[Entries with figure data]
============

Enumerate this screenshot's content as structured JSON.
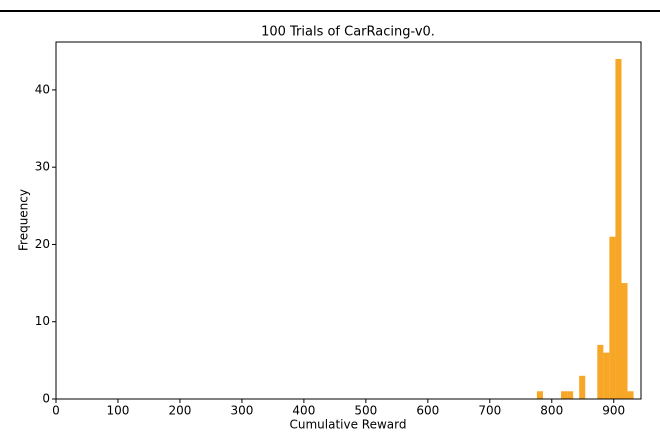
{
  "chart_data": {
    "type": "histogram",
    "title": "100 Trials of CarRacing-v0.",
    "x_label": "Cumulative Reward",
    "y_label": "Frequency",
    "bins": [
      776,
      785.75,
      795.5,
      805.25,
      815,
      824.75,
      834.5,
      844.25,
      854,
      863.75,
      873.5,
      883.25,
      893,
      902.75,
      912.5,
      922.25,
      932
    ],
    "values": [
      1,
      0,
      0,
      0,
      1,
      1,
      0,
      3,
      0,
      0,
      7,
      6,
      21,
      44,
      15,
      1
    ],
    "color": "#f7a625",
    "xlim": [
      0,
      944
    ],
    "xticks": [
      0,
      100,
      200,
      300,
      400,
      500,
      600,
      700,
      800,
      900
    ],
    "ylim": [
      0,
      46.2
    ],
    "yticks": [
      0,
      10,
      20,
      30,
      40
    ]
  }
}
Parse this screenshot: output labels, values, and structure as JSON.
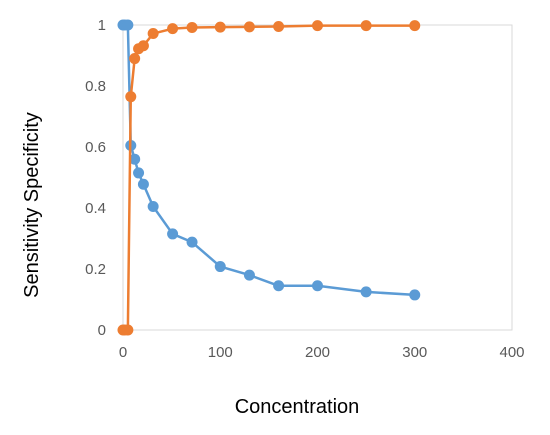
{
  "chart_data": {
    "type": "line",
    "xlabel": "Concentration",
    "ylabel": "Sensitivity  Specificity",
    "xlim": [
      0,
      400
    ],
    "ylim": [
      0,
      1
    ],
    "x_ticks": [
      0,
      100,
      200,
      300,
      400
    ],
    "y_ticks": [
      0,
      0.2,
      0.4,
      0.6,
      0.8,
      1
    ],
    "y_tick_labels": [
      "0",
      "0.2",
      "0.4",
      "0.6",
      "0.8",
      "1"
    ],
    "grid": false,
    "legend": "none",
    "series": [
      {
        "color": "#5B9BD5",
        "points": [
          [
            0,
            1
          ],
          [
            2,
            1
          ],
          [
            5,
            1
          ],
          [
            8,
            0.605
          ],
          [
            12,
            0.56
          ],
          [
            16,
            0.515
          ],
          [
            21,
            0.478
          ],
          [
            31,
            0.405
          ],
          [
            51,
            0.315
          ],
          [
            71,
            0.288
          ],
          [
            100,
            0.208
          ],
          [
            130,
            0.18
          ],
          [
            160,
            0.145
          ],
          [
            200,
            0.145
          ],
          [
            250,
            0.125
          ],
          [
            300,
            0.115
          ]
        ]
      },
      {
        "color": "#ED7D31",
        "points": [
          [
            0,
            0
          ],
          [
            2,
            0
          ],
          [
            5,
            0
          ],
          [
            8,
            0.765
          ],
          [
            12,
            0.89
          ],
          [
            16,
            0.922
          ],
          [
            21,
            0.932
          ],
          [
            31,
            0.972
          ],
          [
            51,
            0.988
          ],
          [
            71,
            0.992
          ],
          [
            100,
            0.993
          ],
          [
            130,
            0.994
          ],
          [
            160,
            0.995
          ],
          [
            200,
            0.998
          ],
          [
            250,
            0.998
          ],
          [
            300,
            0.998
          ]
        ]
      }
    ]
  }
}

============

[Written request]: Quote the material word for word, dropping any images it holds.

[Task response]:
Enumerate this screenshot's content as structured JSON.
{
  "chart_data": {
    "type": "histogram",
    "title": "100 Trials of CarRacing-v0.",
    "x_label": "Cumulative Reward",
    "y_label": "Frequency",
    "bins": [
      776,
      785.75,
      795.5,
      805.25,
      815,
      824.75,
      834.5,
      844.25,
      854,
      863.75,
      873.5,
      883.25,
      893,
      902.75,
      912.5,
      922.25,
      932
    ],
    "values": [
      1,
      0,
      0,
      0,
      1,
      1,
      0,
      3,
      0,
      0,
      7,
      6,
      21,
      44,
      15,
      1
    ],
    "color": "#f7a625",
    "xlim": [
      0,
      944
    ],
    "xticks": [
      0,
      100,
      200,
      300,
      400,
      500,
      600,
      700,
      800,
      900
    ],
    "ylim": [
      0,
      46.2
    ],
    "yticks": [
      0,
      10,
      20,
      30,
      40
    ]
  }
}
Parse this screenshot: output labels, values, and structure as JSON.
{
  "chart_data": {
    "type": "line",
    "xlabel": "Concentration",
    "ylabel": "Sensitivity  Specificity",
    "xlim": [
      0,
      400
    ],
    "ylim": [
      0,
      1
    ],
    "x_ticks": [
      0,
      100,
      200,
      300,
      400
    ],
    "y_ticks": [
      0,
      0.2,
      0.4,
      0.6,
      0.8,
      1
    ],
    "y_tick_labels": [
      "0",
      "0.2",
      "0.4",
      "0.6",
      "0.8",
      "1"
    ],
    "grid": false,
    "legend": "none",
    "series": [
      {
        "color": "#5B9BD5",
        "points": [
          [
            0,
            1
          ],
          [
            2,
            1
          ],
          [
            5,
            1
          ],
          [
            8,
            0.605
          ],
          [
            12,
            0.56
          ],
          [
            16,
            0.515
          ],
          [
            21,
            0.478
          ],
          [
            31,
            0.405
          ],
          [
            51,
            0.315
          ],
          [
            71,
            0.288
          ],
          [
            100,
            0.208
          ],
          [
            130,
            0.18
          ],
          [
            160,
            0.145
          ],
          [
            200,
            0.145
          ],
          [
            250,
            0.125
          ],
          [
            300,
            0.115
          ]
        ]
      },
      {
        "color": "#ED7D31",
        "points": [
          [
            0,
            0
          ],
          [
            2,
            0
          ],
          [
            5,
            0
          ],
          [
            8,
            0.765
          ],
          [
            12,
            0.89
          ],
          [
            16,
            0.922
          ],
          [
            21,
            0.932
          ],
          [
            31,
            0.972
          ],
          [
            51,
            0.988
          ],
          [
            71,
            0.992
          ],
          [
            100,
            0.993
          ],
          [
            130,
            0.994
          ],
          [
            160,
            0.995
          ],
          [
            200,
            0.998
          ],
          [
            250,
            0.998
          ],
          [
            300,
            0.998
          ]
        ]
      }
    ]
  }
}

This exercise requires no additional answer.